[Data excerpts]

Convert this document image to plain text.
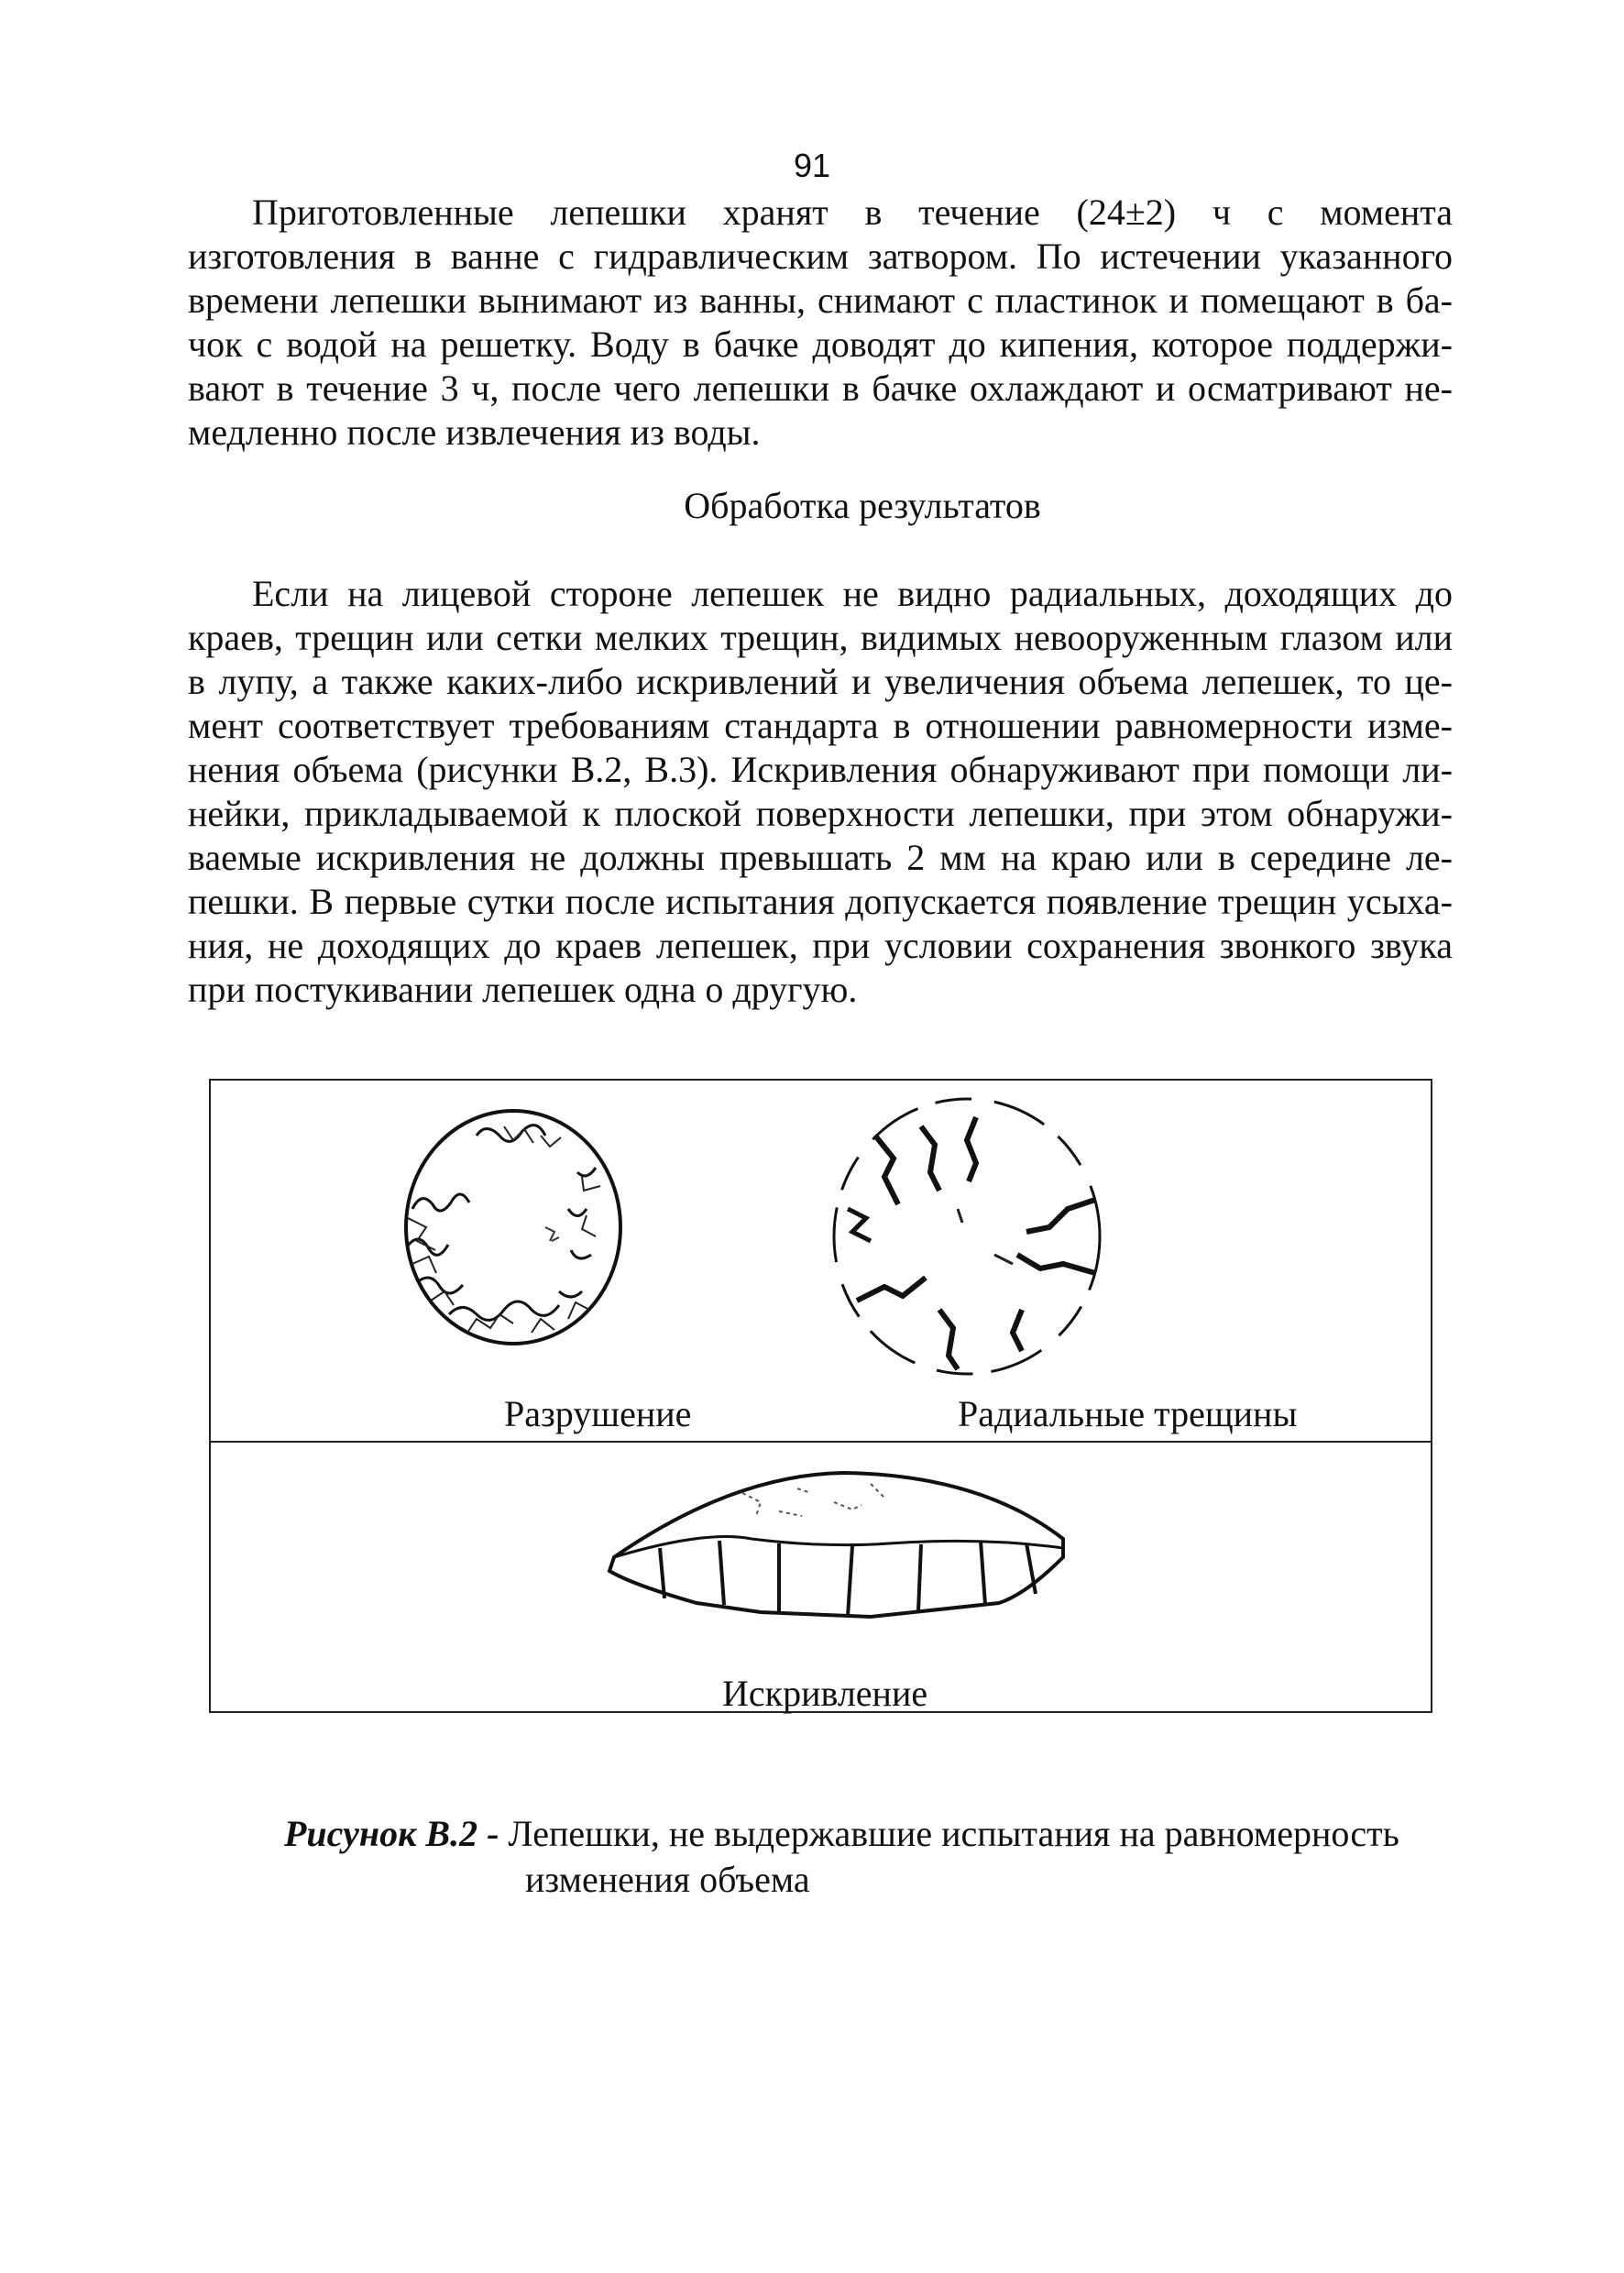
91

Приготовленные лепешки хранят в течение (24±2) ч с момента
изготовления в ванне с гидравлическим затвором. По истечении указанного
времени лепешки вынимают из ванны, снимают с пластинок и помещают в ба-
чок с водой на решетку. Воду в бачке доводят до кипения, которое поддержи-
вают в течение 3 ч, после чего лепешки в бачке охлаждают и осматривают не-
медленно после извлечения из воды.

Обработка результатов

Если на лицевой стороне лепешек не видно радиальных, доходящих до
краев, трещин или сетки мелких трещин, видимых невооруженным глазом или
в лупу, а также каких-либо искривлений и увеличения объема лепешек, то це-
мент соответствует требованиям стандарта в отношении равномерности изме-
нения объема (рисунки В.2, В.3). Искривления обнаруживают при помощи ли-
нейки, прикладываемой к плоской поверхности лепешки, при этом обнаружи-
ваемые искривления не должны превышать 2 мм на краю или в середине ле-
пешки. В первые сутки после испытания допускается появление трещин усыха-
ния, не доходящих до краев лепешек, при условии сохранения звонкого звука
при постукивании лепешек одна о другую.

Разрушение	Радиальные трещины
Искривление
Рисунок В.2 - Лепешки, не выдержавшие испытания на равномерность
изменения объема
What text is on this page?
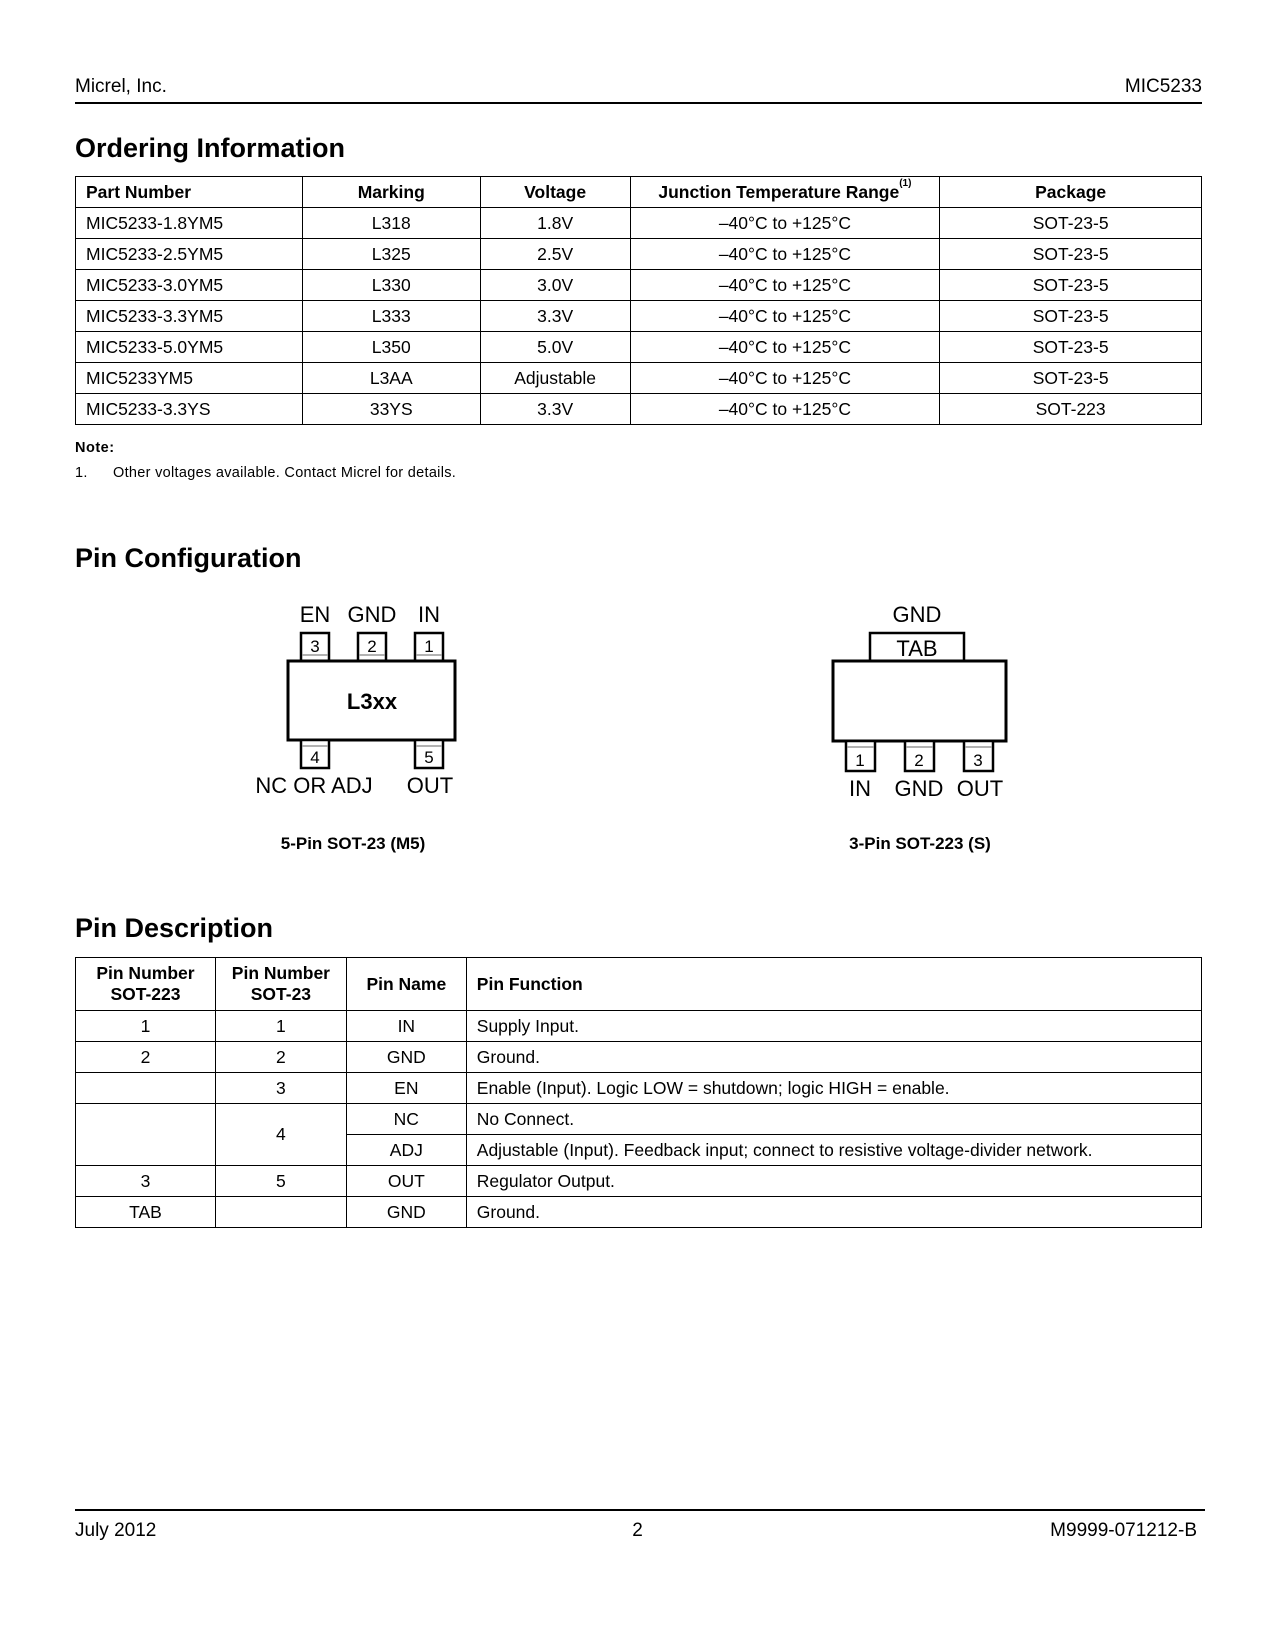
Micrel, Inc.	MIC5233
Ordering Information
Part Number	Marking	Voltage	Junction Temperature Range$^{(1)}$	Package
MIC5233-1.8YM5	L318	1.8V	–40°C to +125°C	SOT-23-5
MIC5233-2.5YM5	L325	2.5V	–40°C to +125°C	SOT-23-5
MIC5233-3.0YM5	L330	3.0V	–40°C to +125°C	SOT-23-5
MIC5233-3.3YM5	L333	3.3V	–40°C to +125°C	SOT-23-5
MIC5233-5.0YM5	L350	5.0V	–40°C to +125°C	SOT-23-5
MIC5233YM5	L3AA	Adjustable	–40°C to +125°C	SOT-23-5
MIC5233-3.3YS	33YS	3.3V	–40°C to +125°C	SOT-223
Note:
1. Other voltages available. Contact Micrel for details.
Pin Configuration
EN GND IN
3	2	1
L3xx
4	5
NC OR ADJ OUT
5-Pin SOT-23 (M5)
GND
TAB
1	2	3
IN GND OUT
3-Pin SOT-223 (S)
Pin Description
Pin Number
SOT-223	Pin Number
SOT-23	Pin Name	Pin Function
1	1	IN	Supply Input.
2	2	GND	Ground.
	3	EN	Enable (Input). Logic LOW = shutdown; logic HIGH = enable.
	4	NC	No Connect.
		ADJ	Adjustable (Input). Feedback input; connect to resistive voltage-divider network.
3	5	OUT	Regulator Output.
TAB		GND	Ground.
July 2012	2	M9999-071212-B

What to work on ▸
All lines that include "this" are to be gathered and copied.

Task output ▸
Convert this document image to plain text.
What text is on this page?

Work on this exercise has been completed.